GOAL OF THE EXERCISE →
Lines that include the word "data" are the ones to copy.

SOURCE RECORDS →
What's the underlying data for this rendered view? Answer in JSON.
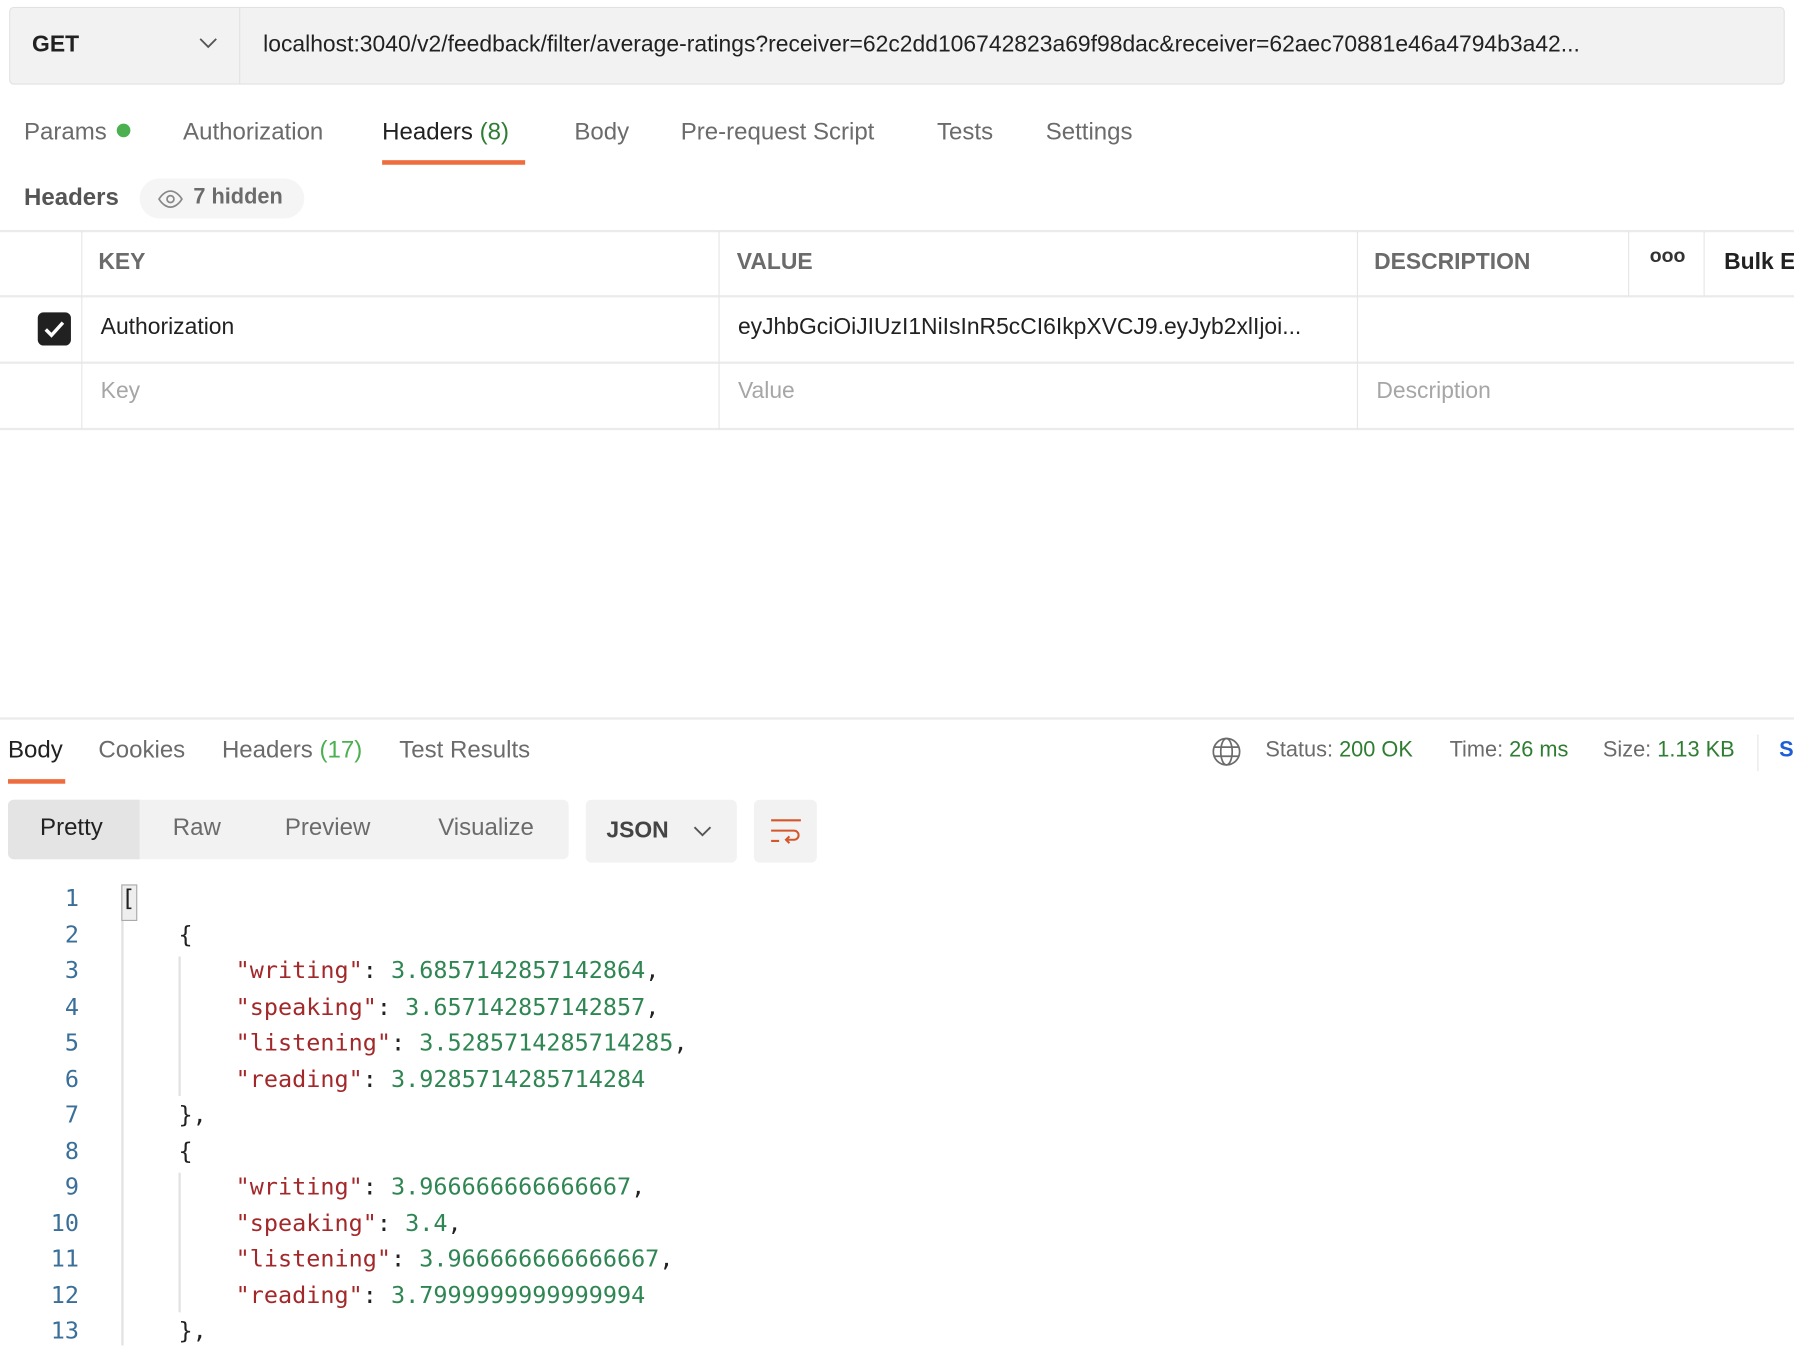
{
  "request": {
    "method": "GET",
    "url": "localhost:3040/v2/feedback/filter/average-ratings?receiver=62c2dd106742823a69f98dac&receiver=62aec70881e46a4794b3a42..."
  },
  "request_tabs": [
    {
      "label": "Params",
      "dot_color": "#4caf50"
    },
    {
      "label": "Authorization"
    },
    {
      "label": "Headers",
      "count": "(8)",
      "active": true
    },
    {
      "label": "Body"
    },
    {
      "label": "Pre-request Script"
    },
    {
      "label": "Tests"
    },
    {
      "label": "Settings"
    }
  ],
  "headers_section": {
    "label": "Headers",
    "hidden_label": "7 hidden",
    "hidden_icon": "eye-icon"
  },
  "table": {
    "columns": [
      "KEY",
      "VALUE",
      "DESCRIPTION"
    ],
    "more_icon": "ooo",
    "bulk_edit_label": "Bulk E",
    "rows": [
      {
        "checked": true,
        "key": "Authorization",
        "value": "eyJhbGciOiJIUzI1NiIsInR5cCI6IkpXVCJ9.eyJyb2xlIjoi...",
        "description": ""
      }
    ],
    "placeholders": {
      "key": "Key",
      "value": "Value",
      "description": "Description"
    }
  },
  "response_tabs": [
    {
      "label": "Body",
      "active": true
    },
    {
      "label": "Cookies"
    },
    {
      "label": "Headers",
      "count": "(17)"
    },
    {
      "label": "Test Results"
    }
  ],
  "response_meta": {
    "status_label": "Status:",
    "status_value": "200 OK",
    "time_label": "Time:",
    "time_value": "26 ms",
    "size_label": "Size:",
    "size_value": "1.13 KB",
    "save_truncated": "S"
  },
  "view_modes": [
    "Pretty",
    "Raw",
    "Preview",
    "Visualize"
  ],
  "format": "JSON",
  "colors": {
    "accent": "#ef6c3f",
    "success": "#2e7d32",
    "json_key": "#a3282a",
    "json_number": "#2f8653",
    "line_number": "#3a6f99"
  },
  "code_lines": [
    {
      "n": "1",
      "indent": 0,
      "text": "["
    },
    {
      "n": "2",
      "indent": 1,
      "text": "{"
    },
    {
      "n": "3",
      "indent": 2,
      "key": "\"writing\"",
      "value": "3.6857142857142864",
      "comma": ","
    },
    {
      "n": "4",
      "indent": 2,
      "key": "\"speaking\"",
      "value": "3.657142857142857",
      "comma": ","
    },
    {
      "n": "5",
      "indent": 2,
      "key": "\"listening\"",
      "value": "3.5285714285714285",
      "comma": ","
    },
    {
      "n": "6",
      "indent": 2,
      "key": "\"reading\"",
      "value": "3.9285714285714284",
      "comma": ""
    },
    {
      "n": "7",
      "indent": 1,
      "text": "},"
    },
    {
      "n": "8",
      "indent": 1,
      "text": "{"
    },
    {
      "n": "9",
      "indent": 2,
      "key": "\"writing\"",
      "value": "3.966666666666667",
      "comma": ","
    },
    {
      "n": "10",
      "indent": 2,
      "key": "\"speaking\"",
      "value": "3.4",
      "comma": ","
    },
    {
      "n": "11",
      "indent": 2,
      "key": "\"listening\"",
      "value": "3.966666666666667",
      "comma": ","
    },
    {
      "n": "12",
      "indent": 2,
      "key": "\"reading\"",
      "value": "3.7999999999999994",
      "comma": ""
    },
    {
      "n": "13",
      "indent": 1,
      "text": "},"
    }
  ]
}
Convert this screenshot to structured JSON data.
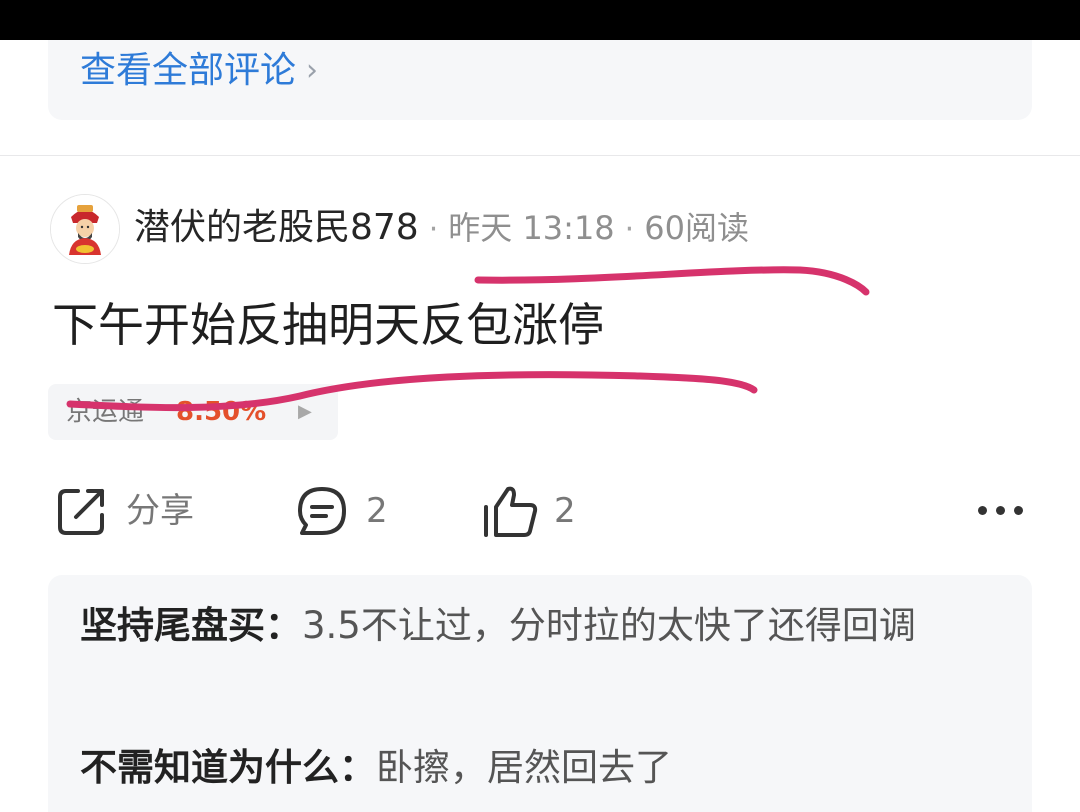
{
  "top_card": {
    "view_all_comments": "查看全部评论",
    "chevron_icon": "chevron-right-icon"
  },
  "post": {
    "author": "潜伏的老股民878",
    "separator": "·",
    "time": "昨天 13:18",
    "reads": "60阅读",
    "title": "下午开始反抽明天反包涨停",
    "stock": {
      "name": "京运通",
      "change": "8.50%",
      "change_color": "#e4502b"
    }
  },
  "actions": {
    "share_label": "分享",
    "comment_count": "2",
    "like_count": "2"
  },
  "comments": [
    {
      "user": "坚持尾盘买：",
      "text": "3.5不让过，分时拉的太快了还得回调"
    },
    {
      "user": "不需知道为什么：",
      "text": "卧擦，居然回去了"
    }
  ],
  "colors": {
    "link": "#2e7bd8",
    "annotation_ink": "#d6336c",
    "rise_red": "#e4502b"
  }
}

OUTPUT BELOW →
What's the underlying data for this rendered view? Answer in JSON.
Convert this screenshot to structured JSON data.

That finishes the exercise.